### WHAT THE TASK ASKS
Nothing in the records may be left out or altered; reproduce them all exactly.

==========

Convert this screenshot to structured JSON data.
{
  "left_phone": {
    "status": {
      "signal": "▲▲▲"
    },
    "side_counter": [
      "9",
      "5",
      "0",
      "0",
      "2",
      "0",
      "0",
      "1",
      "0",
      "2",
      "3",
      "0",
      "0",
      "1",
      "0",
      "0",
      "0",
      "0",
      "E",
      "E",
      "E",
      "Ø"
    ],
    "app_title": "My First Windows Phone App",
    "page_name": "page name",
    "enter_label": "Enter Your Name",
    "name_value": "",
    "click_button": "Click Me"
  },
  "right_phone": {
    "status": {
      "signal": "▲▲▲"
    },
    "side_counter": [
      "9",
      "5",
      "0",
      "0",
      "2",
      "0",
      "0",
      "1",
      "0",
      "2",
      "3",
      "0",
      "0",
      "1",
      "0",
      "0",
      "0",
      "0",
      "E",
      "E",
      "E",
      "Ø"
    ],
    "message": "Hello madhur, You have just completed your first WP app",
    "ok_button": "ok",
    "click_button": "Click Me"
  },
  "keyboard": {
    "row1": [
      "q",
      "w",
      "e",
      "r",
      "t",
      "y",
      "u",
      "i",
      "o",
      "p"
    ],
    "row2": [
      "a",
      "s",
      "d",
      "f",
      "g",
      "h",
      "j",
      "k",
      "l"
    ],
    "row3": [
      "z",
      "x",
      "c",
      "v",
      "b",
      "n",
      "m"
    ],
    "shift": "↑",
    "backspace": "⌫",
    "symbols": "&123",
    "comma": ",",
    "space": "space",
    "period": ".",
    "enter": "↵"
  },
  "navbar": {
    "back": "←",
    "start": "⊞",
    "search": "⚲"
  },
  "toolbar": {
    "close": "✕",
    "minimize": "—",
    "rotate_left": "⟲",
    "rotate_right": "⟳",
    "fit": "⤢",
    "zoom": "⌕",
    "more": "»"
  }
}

==========

### EXERCISE OUTPUT
Convert this screenshot to structured JSON data.
{
  "left_phone": {
    "status": {
      "signal": "▲▲▲"
    },
    "side_counter": [
      "9",
      "5",
      "0",
      "0",
      "2",
      "0",
      "0",
      "1",
      "0",
      "2",
      "3",
      "0",
      "0",
      "1",
      "0",
      "0",
      "0",
      "0",
      "E",
      "E",
      "E",
      "Ø"
    ],
    "app_title": "My First Windows Phone App",
    "page_name": "page name",
    "enter_label": "Enter Your Name",
    "name_value": "",
    "click_button": "Click Me"
  },
  "right_phone": {
    "status": {
      "signal": "▲▲▲"
    },
    "side_counter": [
      "9",
      "5",
      "0",
      "0",
      "2",
      "0",
      "0",
      "1",
      "0",
      "2",
      "3",
      "0",
      "0",
      "1",
      "0",
      "0",
      "0",
      "0",
      "E",
      "E",
      "E",
      "Ø"
    ],
    "message": "Hello madhur, You have just completed your first WP app",
    "ok_button": "ok",
    "click_button": "Click Me"
  },
  "keyboard": {
    "row1": [
      "q",
      "w",
      "e",
      "r",
      "t",
      "y",
      "u",
      "i",
      "o",
      "p"
    ],
    "row2": [
      "a",
      "s",
      "d",
      "f",
      "g",
      "h",
      "j",
      "k",
      "l"
    ],
    "row3": [
      "z",
      "x",
      "c",
      "v",
      "b",
      "n",
      "m"
    ],
    "shift": "↑",
    "backspace": "⌫",
    "symbols": "&123",
    "comma": ",",
    "space": "space",
    "period": ".",
    "enter": "↵"
  },
  "navbar": {
    "back": "←",
    "start": "⊞",
    "search": "⚲"
  },
  "toolbar": {
    "close": "✕",
    "minimize": "—",
    "rotate_left": "⟲",
    "rotate_right": "⟳",
    "fit": "⤢",
    "zoom": "⌕",
    "more": "»"
  }
}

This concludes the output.